BEGIN Data section

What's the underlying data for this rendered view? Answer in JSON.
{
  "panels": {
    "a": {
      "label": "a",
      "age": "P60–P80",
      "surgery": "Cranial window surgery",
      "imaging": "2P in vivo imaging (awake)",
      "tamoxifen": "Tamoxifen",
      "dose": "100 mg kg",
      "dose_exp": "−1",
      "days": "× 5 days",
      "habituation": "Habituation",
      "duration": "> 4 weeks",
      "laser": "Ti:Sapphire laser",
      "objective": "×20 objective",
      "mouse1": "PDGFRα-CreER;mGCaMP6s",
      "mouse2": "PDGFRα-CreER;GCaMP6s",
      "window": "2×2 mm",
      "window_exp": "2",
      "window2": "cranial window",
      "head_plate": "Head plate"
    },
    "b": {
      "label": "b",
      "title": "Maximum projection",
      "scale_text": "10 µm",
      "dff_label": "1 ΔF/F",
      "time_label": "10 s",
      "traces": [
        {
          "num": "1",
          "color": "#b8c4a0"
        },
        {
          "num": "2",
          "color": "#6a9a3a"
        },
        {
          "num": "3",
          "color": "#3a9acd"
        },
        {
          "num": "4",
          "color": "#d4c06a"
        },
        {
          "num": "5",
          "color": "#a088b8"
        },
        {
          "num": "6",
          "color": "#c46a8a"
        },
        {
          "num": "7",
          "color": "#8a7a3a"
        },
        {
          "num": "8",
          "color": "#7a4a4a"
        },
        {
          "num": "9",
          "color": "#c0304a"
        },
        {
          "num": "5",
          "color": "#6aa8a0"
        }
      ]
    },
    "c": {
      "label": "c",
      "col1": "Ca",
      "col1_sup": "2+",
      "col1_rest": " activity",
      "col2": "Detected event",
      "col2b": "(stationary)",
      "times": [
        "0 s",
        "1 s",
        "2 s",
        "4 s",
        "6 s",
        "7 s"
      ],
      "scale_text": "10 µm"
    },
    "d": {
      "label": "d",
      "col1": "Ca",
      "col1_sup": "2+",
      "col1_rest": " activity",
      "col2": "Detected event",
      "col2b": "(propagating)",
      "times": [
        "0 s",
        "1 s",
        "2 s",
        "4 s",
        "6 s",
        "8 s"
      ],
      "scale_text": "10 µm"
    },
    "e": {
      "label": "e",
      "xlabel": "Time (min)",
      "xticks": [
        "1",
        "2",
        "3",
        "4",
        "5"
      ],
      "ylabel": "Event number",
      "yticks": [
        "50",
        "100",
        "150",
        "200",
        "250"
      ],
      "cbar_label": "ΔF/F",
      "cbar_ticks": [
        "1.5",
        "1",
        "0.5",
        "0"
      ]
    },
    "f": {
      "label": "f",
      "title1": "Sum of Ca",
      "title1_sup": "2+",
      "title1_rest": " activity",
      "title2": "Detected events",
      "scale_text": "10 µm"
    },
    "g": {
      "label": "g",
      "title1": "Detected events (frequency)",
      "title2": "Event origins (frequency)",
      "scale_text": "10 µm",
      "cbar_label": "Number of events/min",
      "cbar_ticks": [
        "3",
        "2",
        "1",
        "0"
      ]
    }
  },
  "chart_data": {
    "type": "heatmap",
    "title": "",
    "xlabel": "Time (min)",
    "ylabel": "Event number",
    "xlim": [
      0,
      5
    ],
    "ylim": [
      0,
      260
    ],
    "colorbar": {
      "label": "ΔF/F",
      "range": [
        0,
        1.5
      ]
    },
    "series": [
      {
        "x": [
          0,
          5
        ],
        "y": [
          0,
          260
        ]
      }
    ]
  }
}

END Data section

## [What is expected]
Repeat the data precisely, reproducing every entry.

## [Exercise solution]
What's the underlying data for this rendered view? Answer in JSON.
{
  "panels": {
    "a": {
      "label": "a",
      "age": "P60–P80",
      "surgery": "Cranial window surgery",
      "imaging": "2P in vivo imaging (awake)",
      "tamoxifen": "Tamoxifen",
      "dose": "100 mg kg",
      "dose_exp": "−1",
      "days": "× 5 days",
      "habituation": "Habituation",
      "duration": "> 4 weeks",
      "laser": "Ti:Sapphire laser",
      "objective": "×20 objective",
      "mouse1": "PDGFRα-CreER;mGCaMP6s",
      "mouse2": "PDGFRα-CreER;GCaMP6s",
      "window": "2×2 mm",
      "window_exp": "2",
      "window2": "cranial window",
      "head_plate": "Head plate"
    },
    "b": {
      "label": "b",
      "title": "Maximum projection",
      "scale_text": "10 µm",
      "dff_label": "1 ΔF/F",
      "time_label": "10 s",
      "traces": [
        {
          "num": "1",
          "color": "#b8c4a0"
        },
        {
          "num": "2",
          "color": "#6a9a3a"
        },
        {
          "num": "3",
          "color": "#3a9acd"
        },
        {
          "num": "4",
          "color": "#d4c06a"
        },
        {
          "num": "5",
          "color": "#a088b8"
        },
        {
          "num": "6",
          "color": "#c46a8a"
        },
        {
          "num": "7",
          "color": "#8a7a3a"
        },
        {
          "num": "8",
          "color": "#7a4a4a"
        },
        {
          "num": "9",
          "color": "#c0304a"
        },
        {
          "num": "5",
          "color": "#6aa8a0"
        }
      ]
    },
    "c": {
      "label": "c",
      "col1": "Ca",
      "col1_sup": "2+",
      "col1_rest": " activity",
      "col2": "Detected event",
      "col2b": "(stationary)",
      "times": [
        "0 s",
        "1 s",
        "2 s",
        "4 s",
        "6 s",
        "7 s"
      ],
      "scale_text": "10 µm"
    },
    "d": {
      "label": "d",
      "col1": "Ca",
      "col1_sup": "2+",
      "col1_rest": " activity",
      "col2": "Detected event",
      "col2b": "(propagating)",
      "times": [
        "0 s",
        "1 s",
        "2 s",
        "4 s",
        "6 s",
        "8 s"
      ],
      "scale_text": "10 µm"
    },
    "e": {
      "label": "e",
      "xlabel": "Time (min)",
      "xticks": [
        "1",
        "2",
        "3",
        "4",
        "5"
      ],
      "ylabel": "Event number",
      "yticks": [
        "50",
        "100",
        "150",
        "200",
        "250"
      ],
      "cbar_label": "ΔF/F",
      "cbar_ticks": [
        "1.5",
        "1",
        "0.5",
        "0"
      ]
    },
    "f": {
      "label": "f",
      "title1": "Sum of Ca",
      "title1_sup": "2+",
      "title1_rest": " activity",
      "title2": "Detected events",
      "scale_text": "10 µm"
    },
    "g": {
      "label": "g",
      "title1": "Detected events (frequency)",
      "title2": "Event origins (frequency)",
      "scale_text": "10 µm",
      "cbar_label": "Number of events/min",
      "cbar_ticks": [
        "3",
        "2",
        "1",
        "0"
      ]
    }
  },
  "chart_data": {
    "type": "heatmap",
    "title": "",
    "xlabel": "Time (min)",
    "ylabel": "Event number",
    "xlim": [
      0,
      5
    ],
    "ylim": [
      0,
      260
    ],
    "colorbar": {
      "label": "ΔF/F",
      "range": [
        0,
        1.5
      ]
    },
    "series": [
      {
        "x": [
          0,
          5
        ],
        "y": [
          0,
          260
        ]
      }
    ]
  }
}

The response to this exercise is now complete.